* Extracted information:
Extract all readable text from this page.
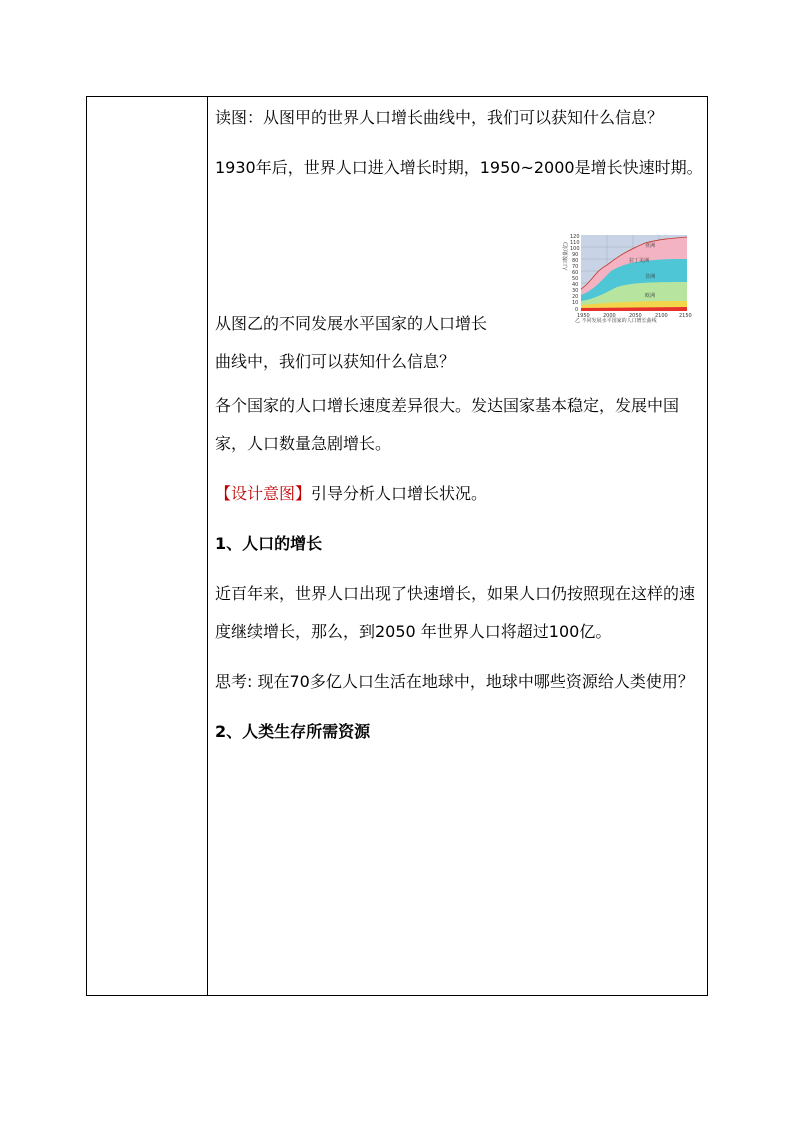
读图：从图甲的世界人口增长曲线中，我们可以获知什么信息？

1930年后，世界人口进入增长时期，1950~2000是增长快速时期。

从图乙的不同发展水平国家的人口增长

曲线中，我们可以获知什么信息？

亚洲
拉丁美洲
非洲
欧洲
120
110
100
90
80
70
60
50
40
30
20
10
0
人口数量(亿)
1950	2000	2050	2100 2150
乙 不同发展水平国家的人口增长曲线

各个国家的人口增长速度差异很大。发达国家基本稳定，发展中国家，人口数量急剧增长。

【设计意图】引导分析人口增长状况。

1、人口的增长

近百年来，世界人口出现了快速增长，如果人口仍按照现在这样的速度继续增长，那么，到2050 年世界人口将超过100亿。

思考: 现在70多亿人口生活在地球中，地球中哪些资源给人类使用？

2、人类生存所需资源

==

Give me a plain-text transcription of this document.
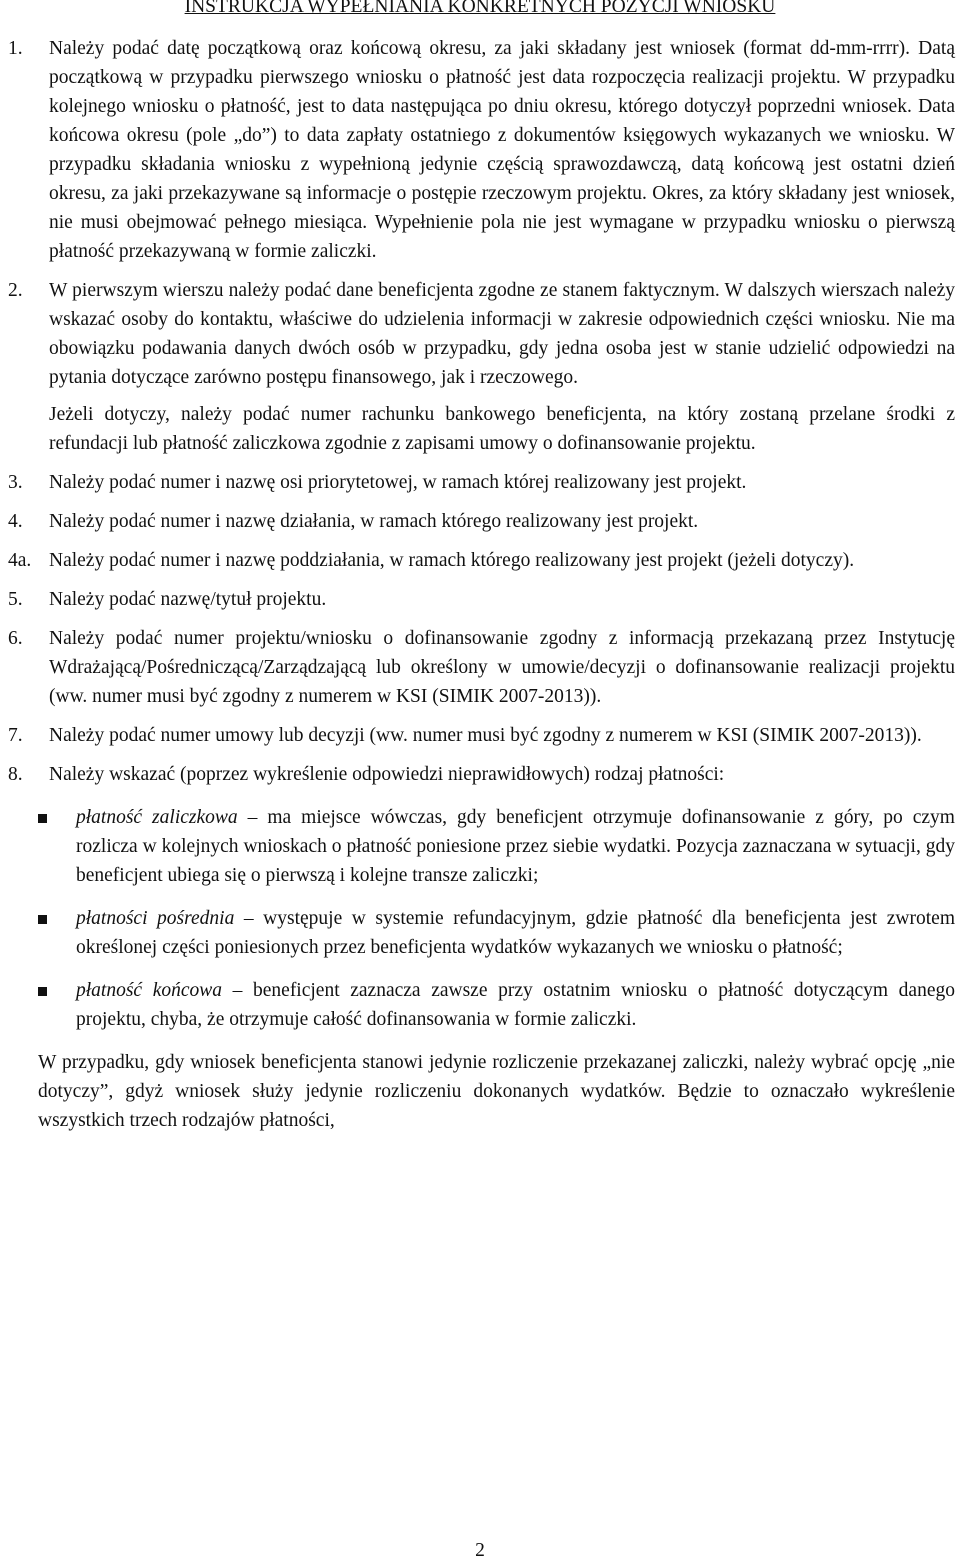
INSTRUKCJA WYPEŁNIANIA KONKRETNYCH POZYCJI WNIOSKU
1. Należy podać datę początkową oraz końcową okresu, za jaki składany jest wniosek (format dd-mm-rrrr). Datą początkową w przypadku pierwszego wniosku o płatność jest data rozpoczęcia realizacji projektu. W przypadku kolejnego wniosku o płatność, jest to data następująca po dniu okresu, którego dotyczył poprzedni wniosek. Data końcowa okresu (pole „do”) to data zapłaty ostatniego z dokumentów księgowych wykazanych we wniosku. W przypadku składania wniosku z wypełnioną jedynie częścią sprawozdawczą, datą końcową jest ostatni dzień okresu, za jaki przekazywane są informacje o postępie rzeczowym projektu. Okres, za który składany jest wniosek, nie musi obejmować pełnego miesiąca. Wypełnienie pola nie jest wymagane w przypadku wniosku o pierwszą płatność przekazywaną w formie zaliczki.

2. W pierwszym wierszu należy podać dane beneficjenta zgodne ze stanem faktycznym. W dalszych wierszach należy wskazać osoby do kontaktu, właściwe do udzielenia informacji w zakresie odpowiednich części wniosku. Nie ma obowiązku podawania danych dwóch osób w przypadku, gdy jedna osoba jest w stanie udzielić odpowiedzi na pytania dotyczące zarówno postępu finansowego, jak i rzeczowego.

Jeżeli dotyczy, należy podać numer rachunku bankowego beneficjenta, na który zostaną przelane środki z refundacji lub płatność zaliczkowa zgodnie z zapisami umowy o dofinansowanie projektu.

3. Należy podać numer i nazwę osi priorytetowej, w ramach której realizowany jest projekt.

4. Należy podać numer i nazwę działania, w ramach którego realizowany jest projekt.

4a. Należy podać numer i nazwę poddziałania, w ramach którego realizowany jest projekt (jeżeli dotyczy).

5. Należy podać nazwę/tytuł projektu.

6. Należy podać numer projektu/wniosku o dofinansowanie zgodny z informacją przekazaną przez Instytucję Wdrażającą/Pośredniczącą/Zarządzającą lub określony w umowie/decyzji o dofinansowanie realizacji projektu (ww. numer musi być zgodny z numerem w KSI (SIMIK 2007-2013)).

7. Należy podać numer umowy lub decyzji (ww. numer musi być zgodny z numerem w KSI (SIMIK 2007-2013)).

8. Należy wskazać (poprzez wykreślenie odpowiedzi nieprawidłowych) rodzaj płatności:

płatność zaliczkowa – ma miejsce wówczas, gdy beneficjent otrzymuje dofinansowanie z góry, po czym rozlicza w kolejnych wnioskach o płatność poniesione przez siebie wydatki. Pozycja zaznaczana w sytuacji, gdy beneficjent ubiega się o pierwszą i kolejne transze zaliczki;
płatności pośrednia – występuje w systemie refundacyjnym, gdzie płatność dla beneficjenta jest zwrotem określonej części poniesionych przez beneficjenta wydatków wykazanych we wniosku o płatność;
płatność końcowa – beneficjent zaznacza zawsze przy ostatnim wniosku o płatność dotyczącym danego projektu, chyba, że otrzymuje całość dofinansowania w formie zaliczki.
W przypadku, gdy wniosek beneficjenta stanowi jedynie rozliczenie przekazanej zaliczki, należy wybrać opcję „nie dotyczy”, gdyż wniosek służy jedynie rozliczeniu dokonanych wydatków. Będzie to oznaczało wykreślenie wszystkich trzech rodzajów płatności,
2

* Brief:
Scan the material above. Extract every line in which the word "this" occurs.

* Final answer:
Extract all readable text from this page.
Give me a plain-text transcription of this document.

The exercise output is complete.